[AIM] Reproduce all entries verbatim, with nothing added or dropped.

[EXTRACTED MATERIAL]
★ ★ ★ ★ ★
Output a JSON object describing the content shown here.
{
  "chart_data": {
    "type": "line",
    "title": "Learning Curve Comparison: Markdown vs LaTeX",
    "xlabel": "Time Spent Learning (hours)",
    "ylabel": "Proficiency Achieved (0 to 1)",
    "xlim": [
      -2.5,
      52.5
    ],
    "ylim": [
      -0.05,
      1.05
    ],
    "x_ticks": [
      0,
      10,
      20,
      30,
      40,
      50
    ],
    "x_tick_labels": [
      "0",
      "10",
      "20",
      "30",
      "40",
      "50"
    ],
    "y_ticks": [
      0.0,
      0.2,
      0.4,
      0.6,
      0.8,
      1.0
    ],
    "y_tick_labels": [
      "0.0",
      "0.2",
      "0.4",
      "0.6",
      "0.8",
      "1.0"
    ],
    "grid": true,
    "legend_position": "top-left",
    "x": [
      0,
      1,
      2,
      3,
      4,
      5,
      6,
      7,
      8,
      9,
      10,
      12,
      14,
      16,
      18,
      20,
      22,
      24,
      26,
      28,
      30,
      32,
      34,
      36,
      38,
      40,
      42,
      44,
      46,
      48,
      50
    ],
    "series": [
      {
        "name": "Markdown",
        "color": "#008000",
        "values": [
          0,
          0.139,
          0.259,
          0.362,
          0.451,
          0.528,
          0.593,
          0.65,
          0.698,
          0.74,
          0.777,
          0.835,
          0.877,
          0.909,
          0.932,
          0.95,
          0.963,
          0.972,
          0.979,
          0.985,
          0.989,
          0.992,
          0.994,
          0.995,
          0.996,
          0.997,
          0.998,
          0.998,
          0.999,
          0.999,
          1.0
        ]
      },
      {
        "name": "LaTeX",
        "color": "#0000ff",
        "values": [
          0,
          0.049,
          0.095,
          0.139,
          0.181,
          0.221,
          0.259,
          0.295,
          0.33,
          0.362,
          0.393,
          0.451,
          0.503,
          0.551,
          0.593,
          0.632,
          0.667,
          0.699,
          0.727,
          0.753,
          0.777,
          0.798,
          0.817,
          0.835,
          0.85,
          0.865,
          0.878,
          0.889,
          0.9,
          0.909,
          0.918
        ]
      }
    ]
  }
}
★ ★ ★ ★ ★
[CORRECT RESPONSE]
Output a JSON object describing the content shown here.
{
  "chart_data": {
    "type": "line",
    "title": "Learning Curve Comparison: Markdown vs LaTeX",
    "xlabel": "Time Spent Learning (hours)",
    "ylabel": "Proficiency Achieved (0 to 1)",
    "xlim": [
      -2.5,
      52.5
    ],
    "ylim": [
      -0.05,
      1.05
    ],
    "x_ticks": [
      0,
      10,
      20,
      30,
      40,
      50
    ],
    "x_tick_labels": [
      "0",
      "10",
      "20",
      "30",
      "40",
      "50"
    ],
    "y_ticks": [
      0.0,
      0.2,
      0.4,
      0.6,
      0.8,
      1.0
    ],
    "y_tick_labels": [
      "0.0",
      "0.2",
      "0.4",
      "0.6",
      "0.8",
      "1.0"
    ],
    "grid": true,
    "legend_position": "top-left",
    "x": [
      0,
      1,
      2,
      3,
      4,
      5,
      6,
      7,
      8,
      9,
      10,
      12,
      14,
      16,
      18,
      20,
      22,
      24,
      26,
      28,
      30,
      32,
      34,
      36,
      38,
      40,
      42,
      44,
      46,
      48,
      50
    ],
    "series": [
      {
        "name": "Markdown",
        "color": "#008000",
        "values": [
          0,
          0.139,
          0.259,
          0.362,
          0.451,
          0.528,
          0.593,
          0.65,
          0.698,
          0.74,
          0.777,
          0.835,
          0.877,
          0.909,
          0.932,
          0.95,
          0.963,
          0.972,
          0.979,
          0.985,
          0.989,
          0.992,
          0.994,
          0.995,
          0.996,
          0.997,
          0.998,
          0.998,
          0.999,
          0.999,
          1.0
        ]
      },
      {
        "name": "LaTeX",
        "color": "#0000ff",
        "values": [
          0,
          0.049,
          0.095,
          0.139,
          0.181,
          0.221,
          0.259,
          0.295,
          0.33,
          0.362,
          0.393,
          0.451,
          0.503,
          0.551,
          0.593,
          0.632,
          0.667,
          0.699,
          0.727,
          0.753,
          0.777,
          0.798,
          0.817,
          0.835,
          0.85,
          0.865,
          0.878,
          0.889,
          0.9,
          0.909,
          0.918
        ]
      }
    ]
  }
}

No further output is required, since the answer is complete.